MBOM collaboration and cost of change

by Oleg on October 9, 2014 · 2 comments

mbom-collaboration

The only thing that is constant is change. This is very much applies to everything we do around BOM. Engineering and manufacturing eco-system are full of jokes about engineering changes. You maybe heard about renaming “engineering change order” into “engineering mistake order” as well as the correlation between number of engineers and number of ECOs in a company. However, the reality – change orders are one of the central elements of engineering and manufacturing life. And it is primarily related to bill of materials. Once defined, we keep changing BOMs through the lifecycle of the product. ECOs are helping us to do so.

In my yesterday post (Manufacturing BOM dilemma), I discussed the complexity of manufacturing BOM. Fundamentally, MBOM is reflecting manufacturing process, which is by itself defined by both – product information coming from engineering department and by part and other related information coming from manufacturing systems (MRP / ERP). The collaboration between these two systems is never easy. This is one of the reasons why MBOM management process is struggle to find the right place in many companies.

One of the suggestions made in comments was to use PLM system as BOM manager and run ECO/ECR processes each time we need to make a change in bill of material. Such process will insure ERP will be always updated with the last information about BOM. My initial thinking – this is very straightforward way to manage it and I’ve seen it in many companies. On second thought, maybe there is a better way to manage that.

_Data lines_:
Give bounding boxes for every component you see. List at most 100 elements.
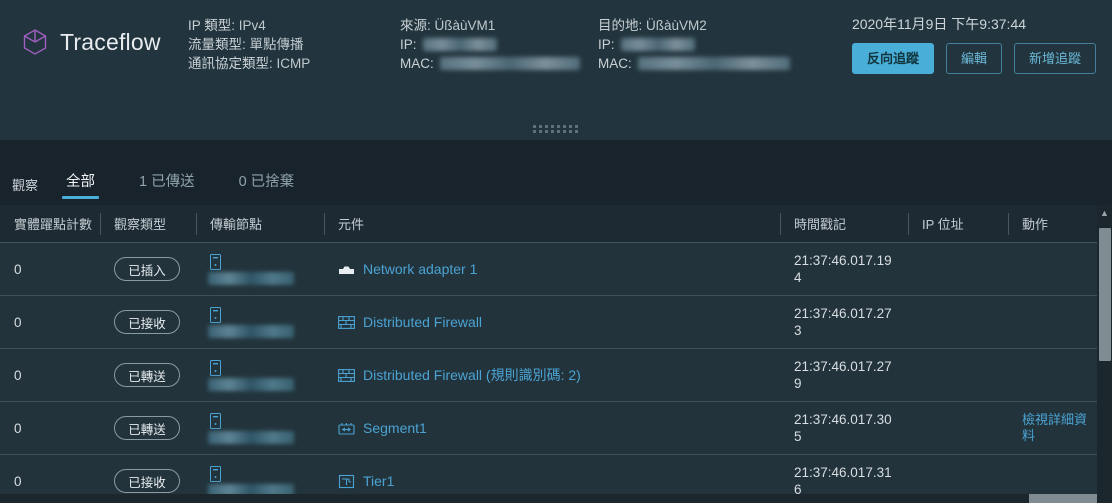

_Set exercise A_: Transcribe the passage on MBOM collaboration from "One of the suggestions" to "to manage that.".
_Set exercise B_: Decide whether each statement agrees with the passage on MBOM collaboration, answering yes or no and quoting the words that settle it: (i) MBOM reflects the manufacturing process. (ii) Collaboration between the engineering and manufacturing systems is easy. (iii) At first the author considered running ECO/ECR processes in PLM a straightforward way to manage BOM changes.
Base your work on the passage on MBOM collaboration alone, not on the material.

_Worked solution A_:
One of the suggestions made in comments was to use PLM system as BOM manager and run ECO/ECR processes each time we need to make a change in bill of material. Such process will insure ERP will be always updated with the last information about BOM. My initial thinking – this is very straightforward way to manage it and I’ve seen it in many companies. On second thought, maybe there is a better way to manage that.

_Worked solution B_:
(i) Yes: "MBOM is reflecting manufacturing process"
(ii) No: "The collaboration between these two systems is never easy."
(iii) Yes: "My initial thinking – this is very straightforward way to manage it"